**THE TASK:** In the oil market commentary, transcribe the passage from "Although these events" up to and including "of oil stocks?".

**DOCUMENT TEXT:**
>>>>>

Commodities / Oil Companies May 20, 2014 - 10:35 AM GMT

By: Nadia_Simmons

Commodities

In the previous week, crude oil moved higher after pro-Russian separatists in eastern Ukraine voted in favor of self rule in a weekend referendum. These circumstances fueled fears that the conflict may escalate further and trigger more sanctions against Russia, affecting Russian oil shipments. At this point, it’s worth noting that worries over this issue have kept oil prices above the level of $100 in recent weeks. Nevertheless, although the U.S. and the European Union imposed two rounds of sanctions, they didn’t disrupt shipments from Russia. The situation, however, deteriorated slightly as the EU expanded sanctions (targeting two Crimean companies and 13 people to aim at corporations rather than individuals) last Monday. In reaction to this news, Russia reiterated that it could cut off Kiev's natural gas supplies and informed the EU in the following days that it would stop natural-gas deliveries to Ukraine on June 1 unless it receives payments for past-due amounts. Ukraine said it is preparing to pay $4 billion to Gazprom but hopes to negotiate lower prices.


Although these events fueled worries about the potential supply interruptions from the region and pushed light crude above $102 on Friday, oil stocks didn’t follow this increase. Instead, they declined to slightly above the psychological barrier of 1,600. Will the XOI rebound from here in the near term? What is the current technical picture of oil stocks?

<<<<<

**INFORMATION PROVIDED:**
>>>>>

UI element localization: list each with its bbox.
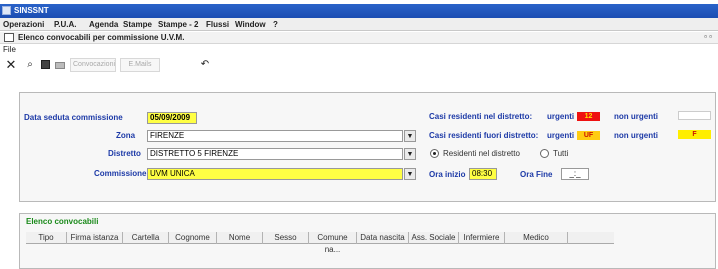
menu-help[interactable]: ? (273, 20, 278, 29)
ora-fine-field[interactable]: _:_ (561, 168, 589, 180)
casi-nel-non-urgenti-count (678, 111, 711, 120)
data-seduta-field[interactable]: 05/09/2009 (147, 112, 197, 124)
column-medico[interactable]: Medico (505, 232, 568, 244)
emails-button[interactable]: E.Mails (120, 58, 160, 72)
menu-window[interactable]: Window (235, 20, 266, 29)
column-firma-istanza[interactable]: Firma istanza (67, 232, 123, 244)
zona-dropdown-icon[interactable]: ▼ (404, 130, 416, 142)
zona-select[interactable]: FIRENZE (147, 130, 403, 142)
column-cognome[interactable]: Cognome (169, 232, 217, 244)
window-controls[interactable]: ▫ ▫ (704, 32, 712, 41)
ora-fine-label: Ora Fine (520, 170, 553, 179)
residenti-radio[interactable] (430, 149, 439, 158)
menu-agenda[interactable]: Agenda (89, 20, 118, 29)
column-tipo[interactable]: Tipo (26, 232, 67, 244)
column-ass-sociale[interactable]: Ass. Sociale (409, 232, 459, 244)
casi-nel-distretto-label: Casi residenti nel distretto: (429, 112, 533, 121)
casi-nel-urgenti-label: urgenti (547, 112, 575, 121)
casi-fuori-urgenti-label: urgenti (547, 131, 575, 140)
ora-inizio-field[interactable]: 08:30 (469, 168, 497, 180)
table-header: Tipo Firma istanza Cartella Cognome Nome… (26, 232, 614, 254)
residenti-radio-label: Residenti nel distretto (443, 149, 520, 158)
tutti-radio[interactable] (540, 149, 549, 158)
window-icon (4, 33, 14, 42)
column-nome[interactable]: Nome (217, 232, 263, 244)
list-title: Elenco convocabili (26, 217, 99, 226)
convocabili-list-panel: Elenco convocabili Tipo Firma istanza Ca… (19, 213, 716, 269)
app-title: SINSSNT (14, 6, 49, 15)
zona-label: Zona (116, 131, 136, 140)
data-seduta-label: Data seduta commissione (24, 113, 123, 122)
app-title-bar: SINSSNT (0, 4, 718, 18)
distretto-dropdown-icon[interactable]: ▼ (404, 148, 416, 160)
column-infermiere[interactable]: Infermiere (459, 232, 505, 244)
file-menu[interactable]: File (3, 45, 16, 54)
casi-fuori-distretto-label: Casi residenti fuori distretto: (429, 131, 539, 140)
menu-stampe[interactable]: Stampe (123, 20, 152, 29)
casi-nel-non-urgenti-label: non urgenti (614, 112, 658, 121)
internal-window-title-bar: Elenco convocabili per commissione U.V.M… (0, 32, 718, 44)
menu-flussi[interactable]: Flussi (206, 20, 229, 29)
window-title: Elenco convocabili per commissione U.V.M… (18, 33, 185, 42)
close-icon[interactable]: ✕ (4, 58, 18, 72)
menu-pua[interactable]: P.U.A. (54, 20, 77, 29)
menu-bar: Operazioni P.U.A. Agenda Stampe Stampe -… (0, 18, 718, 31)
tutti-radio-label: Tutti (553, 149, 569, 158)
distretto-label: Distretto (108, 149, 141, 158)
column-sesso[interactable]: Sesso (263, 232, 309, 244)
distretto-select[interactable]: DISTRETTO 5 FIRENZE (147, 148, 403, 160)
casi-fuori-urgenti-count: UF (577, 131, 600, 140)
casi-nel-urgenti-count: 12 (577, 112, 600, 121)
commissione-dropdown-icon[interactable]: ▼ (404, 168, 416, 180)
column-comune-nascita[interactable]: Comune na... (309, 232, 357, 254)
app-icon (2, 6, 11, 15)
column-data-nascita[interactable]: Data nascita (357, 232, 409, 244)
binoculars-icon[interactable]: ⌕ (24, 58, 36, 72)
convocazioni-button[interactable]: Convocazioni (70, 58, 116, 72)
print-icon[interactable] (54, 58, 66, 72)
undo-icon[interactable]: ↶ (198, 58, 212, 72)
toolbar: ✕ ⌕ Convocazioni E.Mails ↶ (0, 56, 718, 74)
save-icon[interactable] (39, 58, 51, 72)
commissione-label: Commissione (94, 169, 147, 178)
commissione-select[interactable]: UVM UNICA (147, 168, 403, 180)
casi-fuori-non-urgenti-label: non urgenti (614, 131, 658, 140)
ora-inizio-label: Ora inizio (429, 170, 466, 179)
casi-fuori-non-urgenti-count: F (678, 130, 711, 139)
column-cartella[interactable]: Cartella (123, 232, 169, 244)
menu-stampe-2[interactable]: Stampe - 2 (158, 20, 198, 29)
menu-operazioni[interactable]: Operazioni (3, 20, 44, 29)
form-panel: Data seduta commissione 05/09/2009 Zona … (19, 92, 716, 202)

<<<<<
>>>>>

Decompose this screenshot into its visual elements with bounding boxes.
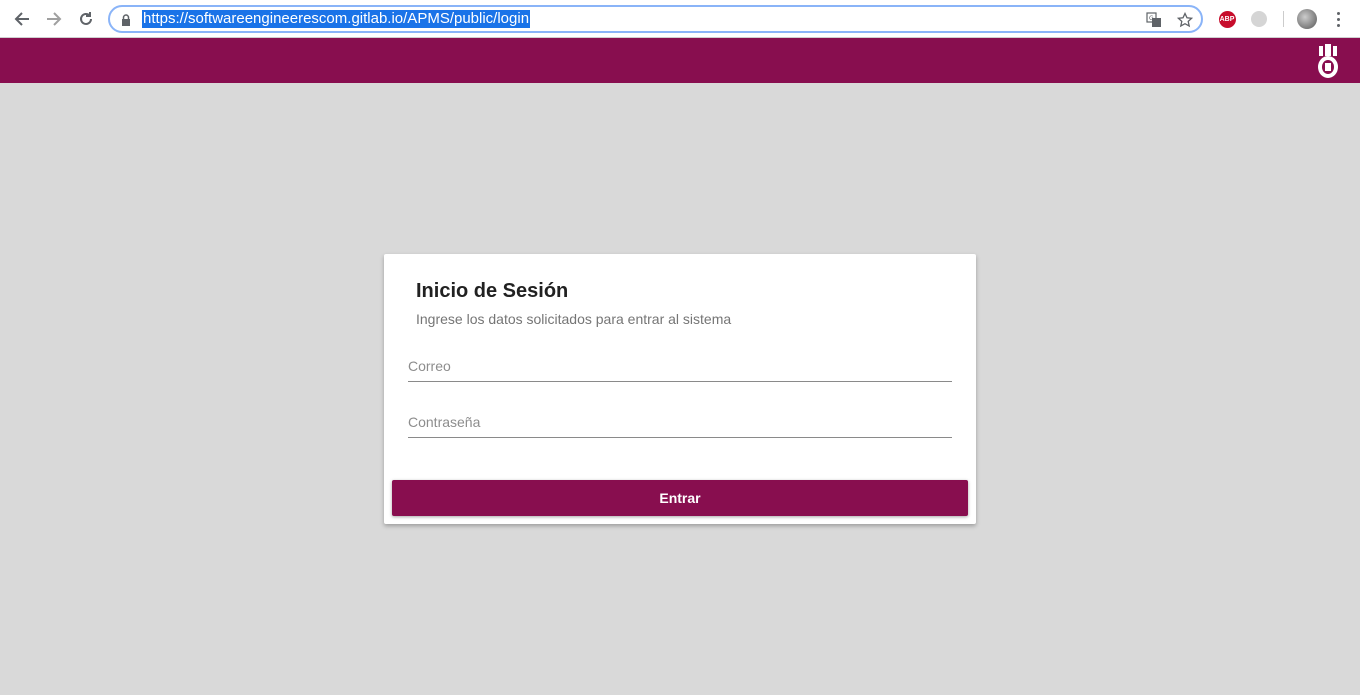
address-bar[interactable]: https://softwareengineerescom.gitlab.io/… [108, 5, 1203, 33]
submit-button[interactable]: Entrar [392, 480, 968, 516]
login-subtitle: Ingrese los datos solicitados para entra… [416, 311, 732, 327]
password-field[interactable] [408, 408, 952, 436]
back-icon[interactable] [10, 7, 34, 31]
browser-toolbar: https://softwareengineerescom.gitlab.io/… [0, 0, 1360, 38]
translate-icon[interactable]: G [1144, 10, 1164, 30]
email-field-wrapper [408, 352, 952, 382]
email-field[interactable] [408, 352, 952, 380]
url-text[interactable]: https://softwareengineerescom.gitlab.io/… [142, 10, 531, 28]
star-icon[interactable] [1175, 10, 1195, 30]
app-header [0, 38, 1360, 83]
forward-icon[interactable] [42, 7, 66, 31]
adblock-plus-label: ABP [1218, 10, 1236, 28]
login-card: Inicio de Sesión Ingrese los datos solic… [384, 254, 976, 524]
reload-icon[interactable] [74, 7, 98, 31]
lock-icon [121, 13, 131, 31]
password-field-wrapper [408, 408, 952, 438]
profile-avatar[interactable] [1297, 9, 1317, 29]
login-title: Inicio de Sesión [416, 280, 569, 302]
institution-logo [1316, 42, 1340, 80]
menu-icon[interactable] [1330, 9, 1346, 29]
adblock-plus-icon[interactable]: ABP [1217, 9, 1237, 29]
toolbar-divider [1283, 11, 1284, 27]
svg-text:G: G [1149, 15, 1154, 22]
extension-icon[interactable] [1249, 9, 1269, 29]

<<<<<

**FINAL ANSWER:**
Although these events fueled worries about the potential supply interruptions from the region and pushed light crude above $102 on Friday, oil stocks didn’t follow this increase. Instead, they declined to slightly above the psychological barrier of 1,600. Will the XOI rebound from here in the near term? What is the current technical picture of oil stocks?